- Problem description: Below is a set of records; restate each one word for word.

(Data excerpts)
-.-.-

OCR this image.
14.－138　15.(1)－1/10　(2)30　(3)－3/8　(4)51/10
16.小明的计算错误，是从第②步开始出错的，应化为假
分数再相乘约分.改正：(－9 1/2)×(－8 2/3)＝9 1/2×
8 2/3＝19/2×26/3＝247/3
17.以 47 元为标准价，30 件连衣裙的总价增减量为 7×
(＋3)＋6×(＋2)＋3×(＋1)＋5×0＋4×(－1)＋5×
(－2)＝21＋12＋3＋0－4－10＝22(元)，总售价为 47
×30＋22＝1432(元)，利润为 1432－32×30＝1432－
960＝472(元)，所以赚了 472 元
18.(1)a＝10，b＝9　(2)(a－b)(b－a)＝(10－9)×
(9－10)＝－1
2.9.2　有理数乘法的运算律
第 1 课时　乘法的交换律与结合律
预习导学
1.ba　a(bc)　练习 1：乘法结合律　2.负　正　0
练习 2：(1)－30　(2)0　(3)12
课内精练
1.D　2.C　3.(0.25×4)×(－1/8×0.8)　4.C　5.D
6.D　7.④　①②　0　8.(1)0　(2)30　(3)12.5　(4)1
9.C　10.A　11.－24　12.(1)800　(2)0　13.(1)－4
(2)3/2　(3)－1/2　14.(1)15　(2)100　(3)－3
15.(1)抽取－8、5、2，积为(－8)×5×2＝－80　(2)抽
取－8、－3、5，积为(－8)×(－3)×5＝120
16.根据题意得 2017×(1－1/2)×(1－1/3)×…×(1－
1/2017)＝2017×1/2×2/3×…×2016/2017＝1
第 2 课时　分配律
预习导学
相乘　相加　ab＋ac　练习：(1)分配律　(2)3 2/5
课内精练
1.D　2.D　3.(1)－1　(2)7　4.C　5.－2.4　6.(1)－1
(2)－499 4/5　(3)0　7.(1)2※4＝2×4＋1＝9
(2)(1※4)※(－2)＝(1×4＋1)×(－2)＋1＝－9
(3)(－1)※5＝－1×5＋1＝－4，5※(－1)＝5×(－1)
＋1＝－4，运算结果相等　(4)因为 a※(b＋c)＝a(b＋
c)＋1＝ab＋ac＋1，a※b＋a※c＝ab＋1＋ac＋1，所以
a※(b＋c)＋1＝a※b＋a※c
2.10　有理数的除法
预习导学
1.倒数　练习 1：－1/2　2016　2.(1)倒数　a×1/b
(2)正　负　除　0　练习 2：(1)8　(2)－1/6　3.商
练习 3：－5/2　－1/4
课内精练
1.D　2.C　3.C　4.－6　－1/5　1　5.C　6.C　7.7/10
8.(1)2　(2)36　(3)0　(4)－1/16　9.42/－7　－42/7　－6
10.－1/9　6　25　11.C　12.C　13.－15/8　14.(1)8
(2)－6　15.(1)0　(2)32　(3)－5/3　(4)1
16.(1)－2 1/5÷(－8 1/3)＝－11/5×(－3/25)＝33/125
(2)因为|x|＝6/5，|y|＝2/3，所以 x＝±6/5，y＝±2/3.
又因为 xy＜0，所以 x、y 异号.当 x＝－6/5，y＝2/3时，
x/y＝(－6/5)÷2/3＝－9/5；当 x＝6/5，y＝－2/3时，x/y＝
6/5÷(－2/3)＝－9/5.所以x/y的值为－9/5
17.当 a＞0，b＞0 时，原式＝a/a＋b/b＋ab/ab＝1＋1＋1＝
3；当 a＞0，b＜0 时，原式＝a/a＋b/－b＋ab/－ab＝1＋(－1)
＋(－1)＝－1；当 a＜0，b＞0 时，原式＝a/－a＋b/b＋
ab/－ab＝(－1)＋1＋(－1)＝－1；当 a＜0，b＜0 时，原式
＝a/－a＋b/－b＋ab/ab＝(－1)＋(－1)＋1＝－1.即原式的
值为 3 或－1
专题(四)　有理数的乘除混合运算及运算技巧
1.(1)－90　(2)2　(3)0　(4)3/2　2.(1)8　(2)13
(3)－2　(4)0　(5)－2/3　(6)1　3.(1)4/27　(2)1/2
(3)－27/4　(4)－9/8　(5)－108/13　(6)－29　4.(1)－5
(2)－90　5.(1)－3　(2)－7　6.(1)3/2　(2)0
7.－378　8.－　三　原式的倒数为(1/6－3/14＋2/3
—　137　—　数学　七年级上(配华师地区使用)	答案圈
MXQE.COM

-.-.-

- Answer for the task:
OCR this image.
14.－138　15.(1)－1/10　(2)30　(3)－3/8　(4)51/10
16.小明的计算错误，是从第②步开始出错的，应化为假
分数再相乘约分.改正：(－9 1/2)×(－8 2/3)＝9 1/2×
8 2/3＝19/2×26/3＝247/3
17.以 47 元为标准价，30 件连衣裙的总价增减量为 7×
(＋3)＋6×(＋2)＋3×(＋1)＋5×0＋4×(－1)＋5×
(－2)＝21＋12＋3＋0－4－10＝22(元)，总售价为 47
×30＋22＝1432(元)，利润为 1432－32×30＝1432－
960＝472(元)，所以赚了 472 元
18.(1)a＝10，b＝9　(2)(a－b)(b－a)＝(10－9)×
(9－10)＝－1
2.9.2　有理数乘法的运算律
第 1 课时　乘法的交换律与结合律
预习导学
1.ba　a(bc)　练习 1：乘法结合律　2.负　正　0
练习 2：(1)－30　(2)0　(3)12
课内精练
1.D　2.C　3.(0.25×4)×(－1/8×0.8)　4.C　5.D
6.D　7.④　①②　0　8.(1)0　(2)30　(3)12.5　(4)1
9.C　10.A　11.－24　12.(1)800　(2)0　13.(1)－4
(2)3/2　(3)－1/2　14.(1)15　(2)100　(3)－3
15.(1)抽取－8、5、2，积为(－8)×5×2＝－80　(2)抽
取－8、－3、5，积为(－8)×(－3)×5＝120
16.根据题意得 2017×(1－1/2)×(1－1/3)×…×(1－
1/2017)＝2017×1/2×2/3×…×2016/2017＝1
第 2 课时　分配律
预习导学
相乘　相加　ab＋ac　练习：(1)分配律　(2)3 2/5
课内精练
1.D　2.D　3.(1)－1　(2)7　4.C　5.－2.4　6.(1)－1
(2)－499 4/5　(3)0　7.(1)2※4＝2×4＋1＝9
(2)(1※4)※(－2)＝(1×4＋1)×(－2)＋1＝－9
(3)(－1)※5＝－1×5＋1＝－4，5※(－1)＝5×(－1)
＋1＝－4，运算结果相等　(4)因为 a※(b＋c)＝a(b＋
c)＋1＝ab＋ac＋1，a※b＋a※c＝ab＋1＋ac＋1，所以
a※(b＋c)＋1＝a※b＋a※c
2.10　有理数的除法
预习导学
1.倒数　练习 1：－1/2　2016　2.(1)倒数　a×1/b
(2)正　负　除　0　练习 2：(1)8　(2)－1/6　3.商
练习 3：－5/2　－1/4
课内精练
1.D　2.C　3.C　4.－6　－1/5　1　5.C　6.C　7.7/10
8.(1)2　(2)36　(3)0　(4)－1/16　9.42/－7　－42/7　－6
10.－1/9　6　25　11.C　12.C　13.－15/8　14.(1)8
(2)－6　15.(1)0　(2)32　(3)－5/3　(4)1
16.(1)－2 1/5÷(－8 1/3)＝－11/5×(－3/25)＝33/125
(2)因为|x|＝6/5，|y|＝2/3，所以 x＝±6/5，y＝±2/3.
又因为 xy＜0，所以 x、y 异号.当 x＝－6/5，y＝2/3时，
x/y＝(－6/5)÷2/3＝－9/5；当 x＝6/5，y＝－2/3时，x/y＝
6/5÷(－2/3)＝－9/5.所以x/y的值为－9/5
17.当 a＞0，b＞0 时，原式＝a/a＋b/b＋ab/ab＝1＋1＋1＝
3；当 a＞0，b＜0 时，原式＝a/a＋b/－b＋ab/－ab＝1＋(－1)
＋(－1)＝－1；当 a＜0，b＞0 时，原式＝a/－a＋b/b＋
ab/－ab＝(－1)＋1＋(－1)＝－1；当 a＜0，b＜0 时，原式
＝a/－a＋b/－b＋ab/ab＝(－1)＋(－1)＋1＝－1.即原式的
值为 3 或－1
专题(四)　有理数的乘除混合运算及运算技巧
1.(1)－90　(2)2　(3)0　(4)3/2　2.(1)8　(2)13
(3)－2　(4)0　(5)－2/3　(6)1　3.(1)4/27　(2)1/2
(3)－27/4　(4)－9/8　(5)－108/13　(6)－29　4.(1)－5
(2)－90　5.(1)－3　(2)－7　6.(1)3/2　(2)0
7.－378　8.－　三　原式的倒数为(1/6－3/14＋2/3
—　137　—　数学　七年级上(配华师地区使用)	答案圈
MXQE.COM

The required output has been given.